What the task asks:
Copy out the data below as written; omit any images.

++++ Given information

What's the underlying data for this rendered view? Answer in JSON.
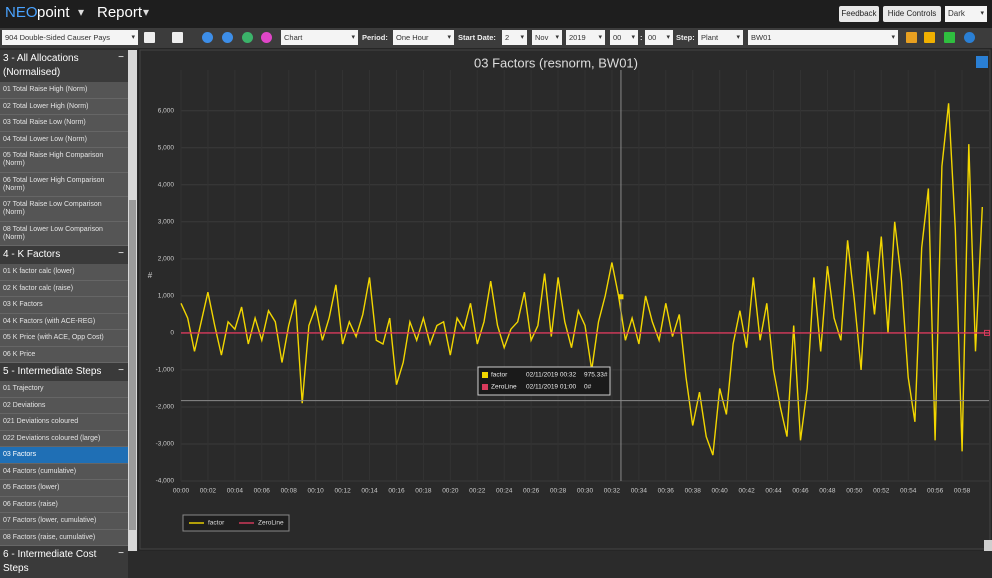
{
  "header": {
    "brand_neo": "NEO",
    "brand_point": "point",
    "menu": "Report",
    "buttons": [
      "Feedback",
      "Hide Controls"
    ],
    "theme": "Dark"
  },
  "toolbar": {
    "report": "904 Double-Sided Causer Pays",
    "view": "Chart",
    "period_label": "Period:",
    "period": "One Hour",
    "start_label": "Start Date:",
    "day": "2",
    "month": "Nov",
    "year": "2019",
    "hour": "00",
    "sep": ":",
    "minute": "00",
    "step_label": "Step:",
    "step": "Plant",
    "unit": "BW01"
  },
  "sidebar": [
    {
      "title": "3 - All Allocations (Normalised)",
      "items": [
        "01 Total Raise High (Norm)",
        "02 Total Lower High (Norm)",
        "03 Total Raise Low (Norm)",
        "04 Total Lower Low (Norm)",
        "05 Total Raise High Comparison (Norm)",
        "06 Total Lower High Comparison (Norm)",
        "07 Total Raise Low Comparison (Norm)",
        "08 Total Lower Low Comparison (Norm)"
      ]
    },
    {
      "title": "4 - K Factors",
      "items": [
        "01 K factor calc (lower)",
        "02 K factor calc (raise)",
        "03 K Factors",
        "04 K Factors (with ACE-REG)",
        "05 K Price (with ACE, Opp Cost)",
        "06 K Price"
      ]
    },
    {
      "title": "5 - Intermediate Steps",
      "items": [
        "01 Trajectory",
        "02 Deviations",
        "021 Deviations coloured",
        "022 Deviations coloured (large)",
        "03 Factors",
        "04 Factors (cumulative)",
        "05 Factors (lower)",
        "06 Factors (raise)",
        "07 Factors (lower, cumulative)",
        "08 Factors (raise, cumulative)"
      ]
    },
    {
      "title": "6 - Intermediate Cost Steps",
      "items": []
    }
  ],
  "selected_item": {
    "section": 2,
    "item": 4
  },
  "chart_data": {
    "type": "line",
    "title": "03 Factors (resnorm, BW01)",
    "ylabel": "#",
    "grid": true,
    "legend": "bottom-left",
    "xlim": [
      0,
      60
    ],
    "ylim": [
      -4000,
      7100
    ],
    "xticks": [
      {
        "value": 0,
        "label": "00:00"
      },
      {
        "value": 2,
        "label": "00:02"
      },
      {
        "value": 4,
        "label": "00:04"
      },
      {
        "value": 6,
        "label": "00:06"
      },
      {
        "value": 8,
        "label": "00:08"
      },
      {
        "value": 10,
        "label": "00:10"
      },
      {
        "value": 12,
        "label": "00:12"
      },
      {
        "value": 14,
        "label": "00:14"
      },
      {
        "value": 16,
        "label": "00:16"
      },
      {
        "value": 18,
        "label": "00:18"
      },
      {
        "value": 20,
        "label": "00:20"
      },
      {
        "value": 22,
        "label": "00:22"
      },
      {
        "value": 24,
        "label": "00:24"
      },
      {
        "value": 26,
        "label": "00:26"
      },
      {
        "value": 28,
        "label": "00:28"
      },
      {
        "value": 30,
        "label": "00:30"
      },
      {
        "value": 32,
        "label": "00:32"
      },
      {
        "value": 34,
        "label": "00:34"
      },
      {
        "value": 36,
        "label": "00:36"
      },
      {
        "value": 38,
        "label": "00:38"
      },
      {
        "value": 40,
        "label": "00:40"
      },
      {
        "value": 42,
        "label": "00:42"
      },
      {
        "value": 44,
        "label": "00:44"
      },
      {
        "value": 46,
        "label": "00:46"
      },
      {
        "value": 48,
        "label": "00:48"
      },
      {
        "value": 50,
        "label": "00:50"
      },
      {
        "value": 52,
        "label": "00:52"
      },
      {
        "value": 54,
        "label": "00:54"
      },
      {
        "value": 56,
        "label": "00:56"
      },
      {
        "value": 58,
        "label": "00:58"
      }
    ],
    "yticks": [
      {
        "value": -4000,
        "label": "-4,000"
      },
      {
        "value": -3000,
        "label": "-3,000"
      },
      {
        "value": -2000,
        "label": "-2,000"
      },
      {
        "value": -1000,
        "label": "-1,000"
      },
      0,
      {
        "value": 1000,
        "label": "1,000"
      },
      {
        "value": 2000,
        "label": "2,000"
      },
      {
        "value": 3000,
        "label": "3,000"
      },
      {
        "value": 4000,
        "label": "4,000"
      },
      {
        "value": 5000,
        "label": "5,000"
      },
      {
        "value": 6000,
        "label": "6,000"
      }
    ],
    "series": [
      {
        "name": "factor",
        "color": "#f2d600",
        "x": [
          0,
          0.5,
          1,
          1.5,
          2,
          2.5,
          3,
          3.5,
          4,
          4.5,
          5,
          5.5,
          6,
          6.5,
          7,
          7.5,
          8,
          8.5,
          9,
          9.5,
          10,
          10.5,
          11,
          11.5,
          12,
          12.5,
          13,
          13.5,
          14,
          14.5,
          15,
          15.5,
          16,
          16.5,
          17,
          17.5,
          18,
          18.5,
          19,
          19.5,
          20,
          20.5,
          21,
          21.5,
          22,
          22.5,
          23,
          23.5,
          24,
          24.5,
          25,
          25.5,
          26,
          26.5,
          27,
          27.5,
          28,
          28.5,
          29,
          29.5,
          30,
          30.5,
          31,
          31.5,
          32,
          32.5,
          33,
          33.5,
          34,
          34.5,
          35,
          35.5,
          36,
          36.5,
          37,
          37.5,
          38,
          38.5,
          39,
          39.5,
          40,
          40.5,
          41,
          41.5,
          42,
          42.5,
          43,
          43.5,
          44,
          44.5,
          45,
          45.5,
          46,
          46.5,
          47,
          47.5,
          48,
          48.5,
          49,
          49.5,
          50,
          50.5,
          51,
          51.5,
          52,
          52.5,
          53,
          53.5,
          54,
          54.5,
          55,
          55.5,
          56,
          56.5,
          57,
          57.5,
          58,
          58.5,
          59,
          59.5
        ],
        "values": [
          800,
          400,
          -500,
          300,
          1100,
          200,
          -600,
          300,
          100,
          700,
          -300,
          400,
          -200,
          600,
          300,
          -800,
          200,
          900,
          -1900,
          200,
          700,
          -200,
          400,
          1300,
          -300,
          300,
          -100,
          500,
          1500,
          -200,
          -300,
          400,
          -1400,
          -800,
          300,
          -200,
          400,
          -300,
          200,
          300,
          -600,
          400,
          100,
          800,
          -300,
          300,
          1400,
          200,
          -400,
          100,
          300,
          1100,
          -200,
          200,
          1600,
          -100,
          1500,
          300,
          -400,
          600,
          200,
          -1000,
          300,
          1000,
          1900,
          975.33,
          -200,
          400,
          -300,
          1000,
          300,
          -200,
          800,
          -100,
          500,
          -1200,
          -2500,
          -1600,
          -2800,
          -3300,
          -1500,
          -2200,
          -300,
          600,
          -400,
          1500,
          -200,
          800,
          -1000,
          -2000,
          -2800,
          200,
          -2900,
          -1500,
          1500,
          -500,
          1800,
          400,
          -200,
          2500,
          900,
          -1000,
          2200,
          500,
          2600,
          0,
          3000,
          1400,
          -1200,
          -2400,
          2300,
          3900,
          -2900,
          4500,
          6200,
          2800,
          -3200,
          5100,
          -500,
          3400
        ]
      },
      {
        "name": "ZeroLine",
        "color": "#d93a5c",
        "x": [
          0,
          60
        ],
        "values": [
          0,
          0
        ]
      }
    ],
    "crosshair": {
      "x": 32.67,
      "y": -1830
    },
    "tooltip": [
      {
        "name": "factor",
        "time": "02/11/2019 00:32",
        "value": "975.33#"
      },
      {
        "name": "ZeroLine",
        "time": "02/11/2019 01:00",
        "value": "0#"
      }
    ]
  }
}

++++++++

Solved problem:
What's the underlying data for this rendered view? Answer in JSON.
{
  "header": {
    "brand_neo": "NEO",
    "brand_point": "point",
    "menu": "Report",
    "buttons": [
      "Feedback",
      "Hide Controls"
    ],
    "theme": "Dark"
  },
  "toolbar": {
    "report": "904 Double-Sided Causer Pays",
    "view": "Chart",
    "period_label": "Period:",
    "period": "One Hour",
    "start_label": "Start Date:",
    "day": "2",
    "month": "Nov",
    "year": "2019",
    "hour": "00",
    "sep": ":",
    "minute": "00",
    "step_label": "Step:",
    "step": "Plant",
    "unit": "BW01"
  },
  "sidebar": [
    {
      "title": "3 - All Allocations (Normalised)",
      "items": [
        "01 Total Raise High (Norm)",
        "02 Total Lower High (Norm)",
        "03 Total Raise Low (Norm)",
        "04 Total Lower Low (Norm)",
        "05 Total Raise High Comparison (Norm)",
        "06 Total Lower High Comparison (Norm)",
        "07 Total Raise Low Comparison (Norm)",
        "08 Total Lower Low Comparison (Norm)"
      ]
    },
    {
      "title": "4 - K Factors",
      "items": [
        "01 K factor calc (lower)",
        "02 K factor calc (raise)",
        "03 K Factors",
        "04 K Factors (with ACE-REG)",
        "05 K Price (with ACE, Opp Cost)",
        "06 K Price"
      ]
    },
    {
      "title": "5 - Intermediate Steps",
      "items": [
        "01 Trajectory",
        "02 Deviations",
        "021 Deviations coloured",
        "022 Deviations coloured (large)",
        "03 Factors",
        "04 Factors (cumulative)",
        "05 Factors (lower)",
        "06 Factors (raise)",
        "07 Factors (lower, cumulative)",
        "08 Factors (raise, cumulative)"
      ]
    },
    {
      "title": "6 - Intermediate Cost Steps",
      "items": []
    }
  ],
  "selected_item": {
    "section": 2,
    "item": 4
  },
  "chart_data": {
    "type": "line",
    "title": "03 Factors (resnorm, BW01)",
    "ylabel": "#",
    "grid": true,
    "legend": "bottom-left",
    "xlim": [
      0,
      60
    ],
    "ylim": [
      -4000,
      7100
    ],
    "xticks": [
      {
        "value": 0,
        "label": "00:00"
      },
      {
        "value": 2,
        "label": "00:02"
      },
      {
        "value": 4,
        "label": "00:04"
      },
      {
        "value": 6,
        "label": "00:06"
      },
      {
        "value": 8,
        "label": "00:08"
      },
      {
        "value": 10,
        "label": "00:10"
      },
      {
        "value": 12,
        "label": "00:12"
      },
      {
        "value": 14,
        "label": "00:14"
      },
      {
        "value": 16,
        "label": "00:16"
      },
      {
        "value": 18,
        "label": "00:18"
      },
      {
        "value": 20,
        "label": "00:20"
      },
      {
        "value": 22,
        "label": "00:22"
      },
      {
        "value": 24,
        "label": "00:24"
      },
      {
        "value": 26,
        "label": "00:26"
      },
      {
        "value": 28,
        "label": "00:28"
      },
      {
        "value": 30,
        "label": "00:30"
      },
      {
        "value": 32,
        "label": "00:32"
      },
      {
        "value": 34,
        "label": "00:34"
      },
      {
        "value": 36,
        "label": "00:36"
      },
      {
        "value": 38,
        "label": "00:38"
      },
      {
        "value": 40,
        "label": "00:40"
      },
      {
        "value": 42,
        "label": "00:42"
      },
      {
        "value": 44,
        "label": "00:44"
      },
      {
        "value": 46,
        "label": "00:46"
      },
      {
        "value": 48,
        "label": "00:48"
      },
      {
        "value": 50,
        "label": "00:50"
      },
      {
        "value": 52,
        "label": "00:52"
      },
      {
        "value": 54,
        "label": "00:54"
      },
      {
        "value": 56,
        "label": "00:56"
      },
      {
        "value": 58,
        "label": "00:58"
      }
    ],
    "yticks": [
      {
        "value": -4000,
        "label": "-4,000"
      },
      {
        "value": -3000,
        "label": "-3,000"
      },
      {
        "value": -2000,
        "label": "-2,000"
      },
      {
        "value": -1000,
        "label": "-1,000"
      },
      0,
      {
        "value": 1000,
        "label": "1,000"
      },
      {
        "value": 2000,
        "label": "2,000"
      },
      {
        "value": 3000,
        "label": "3,000"
      },
      {
        "value": 4000,
        "label": "4,000"
      },
      {
        "value": 5000,
        "label": "5,000"
      },
      {
        "value": 6000,
        "label": "6,000"
      }
    ],
    "series": [
      {
        "name": "factor",
        "color": "#f2d600",
        "x": [
          0,
          0.5,
          1,
          1.5,
          2,
          2.5,
          3,
          3.5,
          4,
          4.5,
          5,
          5.5,
          6,
          6.5,
          7,
          7.5,
          8,
          8.5,
          9,
          9.5,
          10,
          10.5,
          11,
          11.5,
          12,
          12.5,
          13,
          13.5,
          14,
          14.5,
          15,
          15.5,
          16,
          16.5,
          17,
          17.5,
          18,
          18.5,
          19,
          19.5,
          20,
          20.5,
          21,
          21.5,
          22,
          22.5,
          23,
          23.5,
          24,
          24.5,
          25,
          25.5,
          26,
          26.5,
          27,
          27.5,
          28,
          28.5,
          29,
          29.5,
          30,
          30.5,
          31,
          31.5,
          32,
          32.5,
          33,
          33.5,
          34,
          34.5,
          35,
          35.5,
          36,
          36.5,
          37,
          37.5,
          38,
          38.5,
          39,
          39.5,
          40,
          40.5,
          41,
          41.5,
          42,
          42.5,
          43,
          43.5,
          44,
          44.5,
          45,
          45.5,
          46,
          46.5,
          47,
          47.5,
          48,
          48.5,
          49,
          49.5,
          50,
          50.5,
          51,
          51.5,
          52,
          52.5,
          53,
          53.5,
          54,
          54.5,
          55,
          55.5,
          56,
          56.5,
          57,
          57.5,
          58,
          58.5,
          59,
          59.5
        ],
        "values": [
          800,
          400,
          -500,
          300,
          1100,
          200,
          -600,
          300,
          100,
          700,
          -300,
          400,
          -200,
          600,
          300,
          -800,
          200,
          900,
          -1900,
          200,
          700,
          -200,
          400,
          1300,
          -300,
          300,
          -100,
          500,
          1500,
          -200,
          -300,
          400,
          -1400,
          -800,
          300,
          -200,
          400,
          -300,
          200,
          300,
          -600,
          400,
          100,
          800,
          -300,
          300,
          1400,
          200,
          -400,
          100,
          300,
          1100,
          -200,
          200,
          1600,
          -100,
          1500,
          300,
          -400,
          600,
          200,
          -1000,
          300,
          1000,
          1900,
          975.33,
          -200,
          400,
          -300,
          1000,
          300,
          -200,
          800,
          -100,
          500,
          -1200,
          -2500,
          -1600,
          -2800,
          -3300,
          -1500,
          -2200,
          -300,
          600,
          -400,
          1500,
          -200,
          800,
          -1000,
          -2000,
          -2800,
          200,
          -2900,
          -1500,
          1500,
          -500,
          1800,
          400,
          -200,
          2500,
          900,
          -1000,
          2200,
          500,
          2600,
          0,
          3000,
          1400,
          -1200,
          -2400,
          2300,
          3900,
          -2900,
          4500,
          6200,
          2800,
          -3200,
          5100,
          -500,
          3400
        ]
      },
      {
        "name": "ZeroLine",
        "color": "#d93a5c",
        "x": [
          0,
          60
        ],
        "values": [
          0,
          0
        ]
      }
    ],
    "crosshair": {
      "x": 32.67,
      "y": -1830
    },
    "tooltip": [
      {
        "name": "factor",
        "time": "02/11/2019 00:32",
        "value": "975.33#"
      },
      {
        "name": "ZeroLine",
        "time": "02/11/2019 01:00",
        "value": "0#"
      }
    ]
  }
}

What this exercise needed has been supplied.